**EXERCISE AIM:** Produce an exact copy of all the records.

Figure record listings
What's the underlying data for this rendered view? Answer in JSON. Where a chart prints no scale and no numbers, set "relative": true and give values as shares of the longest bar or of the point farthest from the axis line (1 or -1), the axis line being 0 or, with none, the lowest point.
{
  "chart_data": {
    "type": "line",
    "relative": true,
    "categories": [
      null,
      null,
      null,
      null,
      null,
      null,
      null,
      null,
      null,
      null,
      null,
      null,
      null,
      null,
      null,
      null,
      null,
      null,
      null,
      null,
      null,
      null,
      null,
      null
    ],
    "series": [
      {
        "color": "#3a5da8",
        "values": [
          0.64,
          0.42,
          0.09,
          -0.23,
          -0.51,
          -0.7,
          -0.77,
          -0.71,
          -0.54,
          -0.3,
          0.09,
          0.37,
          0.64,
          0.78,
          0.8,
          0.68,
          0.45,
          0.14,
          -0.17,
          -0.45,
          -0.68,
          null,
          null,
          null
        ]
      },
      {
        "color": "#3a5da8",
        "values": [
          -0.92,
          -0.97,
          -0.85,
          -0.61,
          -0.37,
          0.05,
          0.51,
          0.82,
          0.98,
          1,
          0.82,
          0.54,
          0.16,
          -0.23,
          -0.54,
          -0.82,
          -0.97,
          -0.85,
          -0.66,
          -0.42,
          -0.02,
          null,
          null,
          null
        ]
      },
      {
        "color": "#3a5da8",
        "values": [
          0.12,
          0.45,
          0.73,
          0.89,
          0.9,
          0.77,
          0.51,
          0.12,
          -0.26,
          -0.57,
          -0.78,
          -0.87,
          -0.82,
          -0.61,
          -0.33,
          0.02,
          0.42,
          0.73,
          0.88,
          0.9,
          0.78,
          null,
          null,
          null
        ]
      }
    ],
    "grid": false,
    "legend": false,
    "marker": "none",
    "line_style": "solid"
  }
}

**RESULT FOR THIS TASK:**
What's the underlying data for this rendered view? Answer in JSON. Where a chart prints no scale and no numbers, set "relative": true and give values as shares of the longest bar or of the point farthest from the axis line (1 or -1), the axis line being 0 or, with none, the lowest point.
{
  "chart_data": {
    "type": "line",
    "relative": true,
    "categories": [
      null,
      null,
      null,
      null,
      null,
      null,
      null,
      null,
      null,
      null,
      null,
      null,
      null,
      null,
      null,
      null,
      null,
      null,
      null,
      null,
      null,
      null,
      null,
      null
    ],
    "series": [
      {
        "color": "#3a5da8",
        "values": [
          0.64,
          0.42,
          0.09,
          -0.23,
          -0.51,
          -0.7,
          -0.77,
          -0.71,
          -0.54,
          -0.3,
          0.09,
          0.37,
          0.64,
          0.78,
          0.8,
          0.68,
          0.45,
          0.14,
          -0.17,
          -0.45,
          -0.68,
          null,
          null,
          null
        ]
      },
      {
        "color": "#3a5da8",
        "values": [
          -0.92,
          -0.97,
          -0.85,
          -0.61,
          -0.37,
          0.05,
          0.51,
          0.82,
          0.98,
          1,
          0.82,
          0.54,
          0.16,
          -0.23,
          -0.54,
          -0.82,
          -0.97,
          -0.85,
          -0.66,
          -0.42,
          -0.02,
          null,
          null,
          null
        ]
      },
      {
        "color": "#3a5da8",
        "values": [
          0.12,
          0.45,
          0.73,
          0.89,
          0.9,
          0.77,
          0.51,
          0.12,
          -0.26,
          -0.57,
          -0.78,
          -0.87,
          -0.82,
          -0.61,
          -0.33,
          0.02,
          0.42,
          0.73,
          0.88,
          0.9,
          0.78,
          null,
          null,
          null
        ]
      }
    ],
    "grid": false,
    "legend": false,
    "marker": "none",
    "line_style": "solid"
  }
}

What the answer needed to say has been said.